:: The exercise ::
Look through the lines below and extract any with the word "JSON".

:: Stored records ::
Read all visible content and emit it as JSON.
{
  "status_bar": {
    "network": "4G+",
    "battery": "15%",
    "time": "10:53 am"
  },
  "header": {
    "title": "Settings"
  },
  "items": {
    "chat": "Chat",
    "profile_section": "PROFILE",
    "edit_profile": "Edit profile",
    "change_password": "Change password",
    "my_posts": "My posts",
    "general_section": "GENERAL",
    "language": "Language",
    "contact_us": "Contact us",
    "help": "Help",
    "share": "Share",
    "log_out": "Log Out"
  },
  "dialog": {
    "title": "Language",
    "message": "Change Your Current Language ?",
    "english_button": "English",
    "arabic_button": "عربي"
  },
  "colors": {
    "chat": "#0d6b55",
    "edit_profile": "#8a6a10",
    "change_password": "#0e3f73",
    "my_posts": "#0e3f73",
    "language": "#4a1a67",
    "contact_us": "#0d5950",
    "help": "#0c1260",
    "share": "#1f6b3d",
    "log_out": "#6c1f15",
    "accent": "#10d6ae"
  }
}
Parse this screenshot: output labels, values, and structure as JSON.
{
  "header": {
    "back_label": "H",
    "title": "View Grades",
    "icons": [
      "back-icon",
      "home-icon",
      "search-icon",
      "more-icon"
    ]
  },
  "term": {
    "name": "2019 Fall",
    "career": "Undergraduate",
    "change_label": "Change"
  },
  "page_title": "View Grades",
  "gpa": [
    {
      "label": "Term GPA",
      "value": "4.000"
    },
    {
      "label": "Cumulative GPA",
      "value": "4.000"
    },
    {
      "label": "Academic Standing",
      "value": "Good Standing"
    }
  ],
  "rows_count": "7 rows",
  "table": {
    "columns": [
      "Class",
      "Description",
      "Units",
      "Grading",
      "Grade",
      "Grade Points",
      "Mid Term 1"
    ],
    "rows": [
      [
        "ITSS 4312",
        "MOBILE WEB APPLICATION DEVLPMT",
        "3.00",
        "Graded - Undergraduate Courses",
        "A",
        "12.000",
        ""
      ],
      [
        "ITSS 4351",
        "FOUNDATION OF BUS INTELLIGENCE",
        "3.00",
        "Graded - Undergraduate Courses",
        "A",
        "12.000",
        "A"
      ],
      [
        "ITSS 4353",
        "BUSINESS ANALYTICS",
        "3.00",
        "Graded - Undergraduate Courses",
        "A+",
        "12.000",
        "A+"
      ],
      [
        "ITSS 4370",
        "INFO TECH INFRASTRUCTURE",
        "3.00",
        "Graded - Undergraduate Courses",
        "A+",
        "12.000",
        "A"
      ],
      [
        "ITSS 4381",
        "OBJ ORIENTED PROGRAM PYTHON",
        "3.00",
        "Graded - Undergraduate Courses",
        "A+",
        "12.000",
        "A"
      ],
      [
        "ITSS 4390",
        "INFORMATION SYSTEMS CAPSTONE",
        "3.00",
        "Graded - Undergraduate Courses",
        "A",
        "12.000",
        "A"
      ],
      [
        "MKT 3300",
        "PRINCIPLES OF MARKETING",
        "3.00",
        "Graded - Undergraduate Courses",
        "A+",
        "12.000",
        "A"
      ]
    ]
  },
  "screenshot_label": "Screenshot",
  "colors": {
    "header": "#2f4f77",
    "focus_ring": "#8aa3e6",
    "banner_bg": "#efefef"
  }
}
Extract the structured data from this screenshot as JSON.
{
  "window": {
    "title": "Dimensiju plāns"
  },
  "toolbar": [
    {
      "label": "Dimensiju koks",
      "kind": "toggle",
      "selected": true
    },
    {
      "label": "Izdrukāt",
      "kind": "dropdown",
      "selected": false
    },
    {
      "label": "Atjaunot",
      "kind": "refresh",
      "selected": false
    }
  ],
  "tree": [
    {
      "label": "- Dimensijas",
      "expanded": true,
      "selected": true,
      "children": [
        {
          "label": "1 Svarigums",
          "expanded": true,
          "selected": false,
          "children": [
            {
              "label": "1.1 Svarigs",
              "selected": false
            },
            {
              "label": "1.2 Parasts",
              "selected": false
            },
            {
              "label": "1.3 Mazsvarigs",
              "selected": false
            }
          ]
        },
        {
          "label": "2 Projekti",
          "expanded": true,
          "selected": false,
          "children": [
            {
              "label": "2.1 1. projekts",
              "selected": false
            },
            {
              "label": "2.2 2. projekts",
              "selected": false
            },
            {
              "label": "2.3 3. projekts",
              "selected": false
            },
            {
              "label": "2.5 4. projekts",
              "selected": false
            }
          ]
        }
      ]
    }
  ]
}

:: Complete output ::
Read all visible content and emit it as JSON.
Parse this screenshot: output labels, values, and structure as JSON.
Extract the structured data from this screenshot as JSON.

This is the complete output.